* **Exercise instructions**:
Can you copy out word for word every line from the one containing "intro-paragraph [90,72,548,264]" through the one containing "intro-line: Alan Yerler", including both of those lines?

— begin Stored data —

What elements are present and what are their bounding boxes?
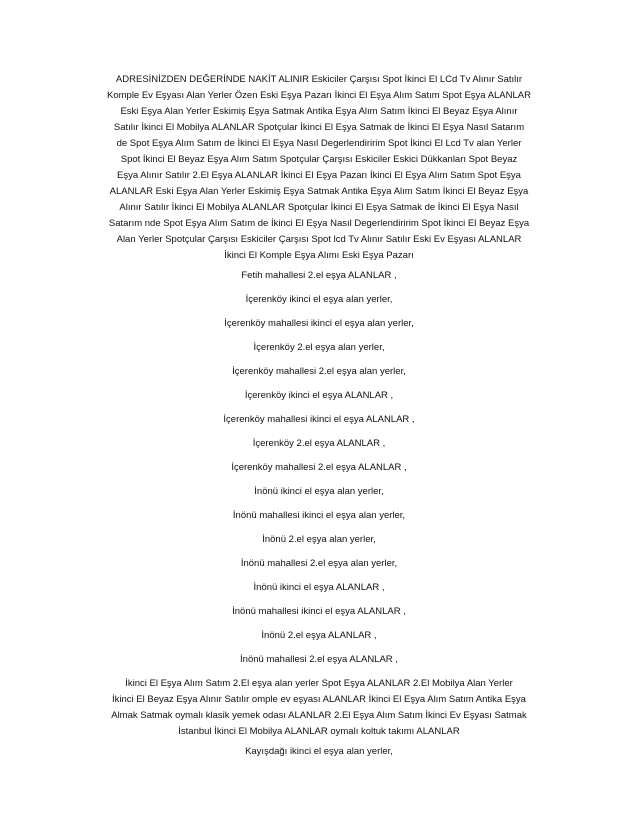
intro-paragraph [90,72,548,264]
outro-paragraph [90,676,548,740]
list-item: İçerenköy 2.el eşya ALANLAR , [252,438,386,449]
intro-line: Alan Yerler Spotçular Çarşısı Eskiciler Çarşısı Spot lcd Tv Alınır Satılır Eski Ev Eşyası ALANLAR [116,234,522,245]
list-item: İnönü mahallesi 2.el eşya alan yerler, [240,558,398,569]
intro-line: Satarım nde Spot Eşya Alım Satım de İkinci El Eşya Nasıl Degerlendiririm Spot İkinci El Beyaz Eşya [108,218,530,229]
document-page [90,72,548,768]
intro-line: ADRESİNİZDEN DEĞERİNDE NAKİT ALINIR Eskiciler Çarşısı Spot İkinci El LCd Tv Alınır Satılır [115,74,523,85]
intro-line: Alınır Satılır İkinci El Mobilya ALANLAR Spotçular İkinci El Eşya Satmak de İkinci El Eşya Nasıl [119,202,519,213]
outro-line: Almak Satmak oymalı klasik yemek odası ALANLAR 2.El Eşya Alım Satım İkinci Ev Eşyası Satmak [111,710,527,721]
list-item: İçerenköy ikinci el eşya ALANLAR , [244,390,394,401]
intro-line: Eşya Alınır Satılır 2.El Eşya ALANLAR İkinci El Eşya Pazarı İkinci El Eşya Alım Satım Spot Eşya [117,170,521,181]
intro-line: de Spot Eşya Alım Satım de İkinci El Eşya Nasıl Degerlendiririm Spot İkinci El Lcd Tv alan Yerler [116,138,522,149]
list-item: İçerenköy ikinci el eşya alan yerler, [245,294,393,305]
intro-line: İkinci El Komple Eşya Alımı Eski Eşya Pazarı [224,250,414,261]
list-item: İçerenköy mahallesi 2.el eşya ALANLAR , [231,462,407,473]
item-list [90,268,548,668]
list-item: İçerenköy mahallesi 2.el eşya alan yerler, [232,366,406,377]
list-item: İnönü ikinci el eşya ALANLAR , [253,582,385,593]
intro-line: ALANLAR Eski Eşya Alan Yerler Eskimiş Eşya Satmak Antika Eşya Alım Satım İkinci El Beyaz Eşya [109,186,529,197]
outro-line: İkinci El Beyaz Eşya Alınır Satılır omple ev eşyası ALANLAR İkinci El Eşya Alım Satım Antika Eşya [112,694,526,705]
list-item: Fetih mahallesi 2.el eşya ALANLAR , [241,270,397,281]
outro-line: İstanbul İkinci El Mobilya ALANLAR oymalı koltuk takımı ALANLAR [178,726,460,737]
list-item: İnönü ikinci el eşya alan yerler, [254,486,384,497]
list-item: İçerenköy mahallesi ikinci el eşya ALANLAR , [223,414,415,425]
list-item: İnönü mahallesi 2.el eşya ALANLAR , [240,654,398,665]
intro-line: Spot İkinci El Beyaz Eşya Alım Satım Spotçular Çarşısı Eskiciler Eskici Dükkanları Spot Beyaz [120,154,518,165]
intro-line: Satılır İkinci El Mobilya ALANLAR Spotçular İkinci El Eşya Satmak de İkinci El Eşya Nasıl Satarım [113,122,525,133]
list-item: İnönü 2.el eşya alan yerler, [262,534,376,545]
list-item: İnönü 2.el eşya ALANLAR , [261,630,377,641]
list-item: İçerenköy mahallesi ikinci el eşya alan yerler, [224,318,414,329]
intro-line: Eski Eşya Alan Yerler Eskimiş Eşya Satmak Antika Eşya Alım Satım İkinci El Beyaz Eşya Alınır [120,106,518,117]
list-item-last: Kayışdağı ikinci el eşya alan yerler, [245,746,393,757]
intro-line: Komple Ev Eşyası Alan Yerler Özen Eski Eşya Pazarı İkinci El Eşya Alım Satım Spot Eşya ALANLAR [107,90,531,101]
outro-line: İkinci El Eşya Alım Satım 2.El eşya alan yerler Spot Eşya ALANLAR 2.El Mobilya Alan Yerler [125,678,513,689]
list-item: İçerenköy 2.el eşya alan yerler, [253,342,385,353]
list-item: İnönü mahallesi ikinci el eşya ALANLAR , [232,606,406,617]
list-item: İnönü mahallesi ikinci el eşya alan yerler, [232,510,406,521]
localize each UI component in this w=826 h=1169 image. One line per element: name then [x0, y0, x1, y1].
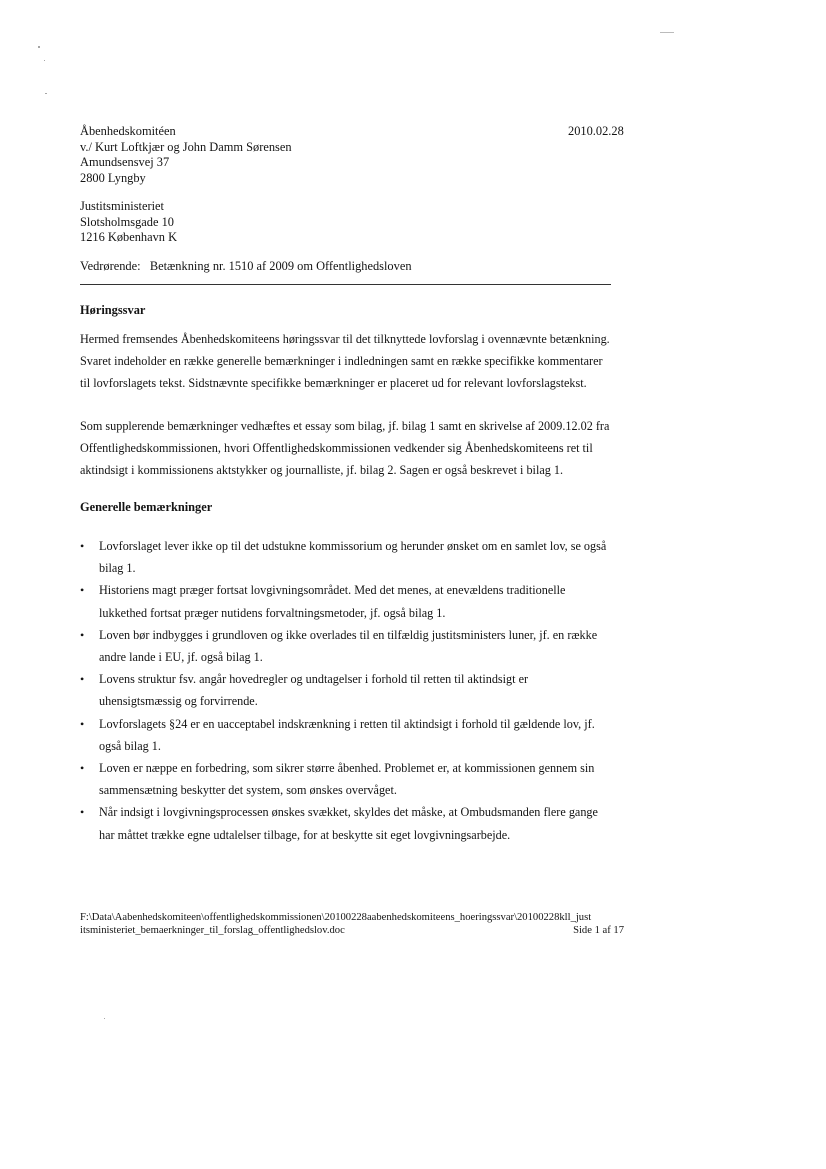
- list-item: [80, 713, 625, 757]
- sender-line: v./ Kurt Loftkjær og John Damm Sørensen: [80, 139, 292, 154]
- subject-line: Vedrørende: Betænkning nr. 1510 af 2009 om Offentlighedsloven: [80, 259, 412, 273]
- list-item: [80, 624, 625, 668]
- recipient-line: 1216 København K: [80, 230, 178, 245]
- list-item-line: lukkethed fortsat præger nutidens forvaltningsmetoder, jf. også bilag 1.: [99, 605, 446, 620]
- list-item-line: Lovens struktur fsv. angår hovedregler og undtagelser i forhold til retten til aktindsigt er: [99, 672, 529, 687]
- supplement-paragraph: [80, 415, 625, 482]
- recipient-line: Slotsholmsgade 10: [80, 214, 174, 229]
- sender-line: Amundsensvej 37: [80, 155, 170, 170]
- sender-line: 2800 Lyngby: [80, 170, 146, 185]
- list-item-line: Historiens magt præger fortsat lovgivningsområdet. Med det menes, at enevældens traditionelle: [99, 583, 566, 598]
- section-heading-hoeringssvar: Høringssvar: [80, 303, 146, 317]
- list-item-line: Loven bør indbygges i grundloven og ikke overlades til en tilfældig justitsministers luner, jf. en række: [99, 627, 598, 642]
- list-item-line: uhensigtsmæssig og forvirrende.: [99, 694, 258, 709]
- bullet-icon: •: [80, 672, 85, 687]
- recipient-line: Justitsministeriet: [80, 199, 164, 213]
- page-footer: [80, 911, 624, 937]
- scan-speck: [660, 32, 674, 33]
- list-item-line: andre lande i EU, jf. også bilag 1.: [99, 650, 263, 665]
- intro-paragraph: [80, 328, 625, 395]
- bullet-icon: •: [80, 539, 85, 553]
- list-item: [80, 757, 625, 801]
- bullet-icon: •: [80, 761, 85, 776]
- scan-speck: [38, 46, 40, 48]
- recipient-address: [80, 199, 177, 246]
- list-item-line: også bilag 1.: [99, 738, 161, 753]
- subject-divider: [80, 284, 611, 285]
- footer-path-row: [80, 924, 624, 937]
- letter-date: 2010.02.28: [568, 124, 624, 138]
- bullet-icon: •: [80, 805, 85, 820]
- bullet-icon: •: [80, 627, 85, 642]
- footer-path-line: itsministeriet_bemaerkninger_til_forslag_offentlighedslov.doc: [80, 925, 345, 937]
- paragraph-line: Offentlighedskommissionen, hvori Offentlighedskommissionen vedkender sig Åbenhedskomiteens ret til: [80, 441, 593, 456]
- list-item: [80, 801, 625, 845]
- bullet-icon: •: [80, 716, 85, 731]
- list-item: [80, 668, 625, 712]
- scan-speck: [44, 60, 45, 61]
- list-item-line: Loven er næppe en forbedring, som sikrer større åbenhed. Problemet er, at kommissionen gennem sin: [99, 761, 595, 776]
- paragraph-line: Hermed fremsendes Åbenhedskomiteens høringssvar til det tilknyttede lovforslag i ovennævnte betænkning.: [80, 332, 610, 346]
- paragraph-line: aktindsigt i kommissionens aktstykker og journalliste, jf. bilag 2. Sagen er også beskrevet i bilag 1.: [80, 463, 564, 478]
- paragraph-line: Svaret indeholder en række generelle bemærkninger i indledningen samt en række specifikke kommentarer: [80, 354, 603, 369]
- scan-speck: [104, 1018, 105, 1019]
- remarks-list: [80, 535, 625, 846]
- section-heading-generelle: Generelle bemærkninger: [80, 500, 213, 514]
- sender-line: Åbenhedskomitéen: [80, 124, 176, 138]
- bullet-icon: •: [80, 583, 85, 598]
- list-item-line: har måttet trække egne udtalelser tilbage, for at beskytte sit eget lovgivningsarbejde.: [99, 827, 511, 842]
- list-item-line: sammensætning beskytter det system, som ønskes overvåget.: [99, 783, 397, 798]
- paragraph-line: Som supplerende bemærkninger vedhæftes et essay som bilag, jf. bilag 1 samt en skrivelse af 2009.12.02 fra: [80, 419, 610, 433]
- list-item-line: Når indsigt i lovgivningsprocessen ønskes svækket, skyldes det måske, at Ombudsmanden flere gange: [99, 805, 598, 820]
- list-item-line: bilag 1.: [99, 561, 136, 576]
- list-item: [80, 535, 625, 579]
- paragraph-line: til lovforslagets tekst. Sidstnævnte specifikke bemærkninger er placeret ud for relevant lovforslagstekst.: [80, 376, 587, 391]
- list-item-line: Lovforslaget lever ikke op til det udstukne kommissorium og herunder ønsket om en samlet lov, se også: [99, 539, 607, 553]
- scan-speck: [45, 93, 47, 94]
- sender-address: [80, 124, 292, 186]
- footer-path-line: F:\Data\Aabenhedskomiteen\offentlighedskommissionen\20100228aabenhedskomiteens_hoeringssvar\20100228kll_just: [80, 912, 592, 923]
- list-item: [80, 579, 625, 623]
- list-item-line: Lovforslagets §24 er en uacceptabel indskrænkning i retten til aktindsigt i forhold til gældende lov, jf.: [99, 716, 595, 731]
- page-number: Side 1 af 17: [573, 925, 624, 937]
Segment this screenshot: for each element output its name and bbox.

— end Stored data —

* **Answer for this exercise**:
intro-paragraph [90,72,548,264]
outro-paragraph [90,676,548,740]
list-item: İçerenköy 2.el eşya ALANLAR , [252,438,386,449]
intro-line: Alan Yerler Spotçular Çarşısı Eskiciler Çarşısı Spot lcd Tv Alınır Satılır Eski Ev Eşyası ALANLAR [116,234,522,245]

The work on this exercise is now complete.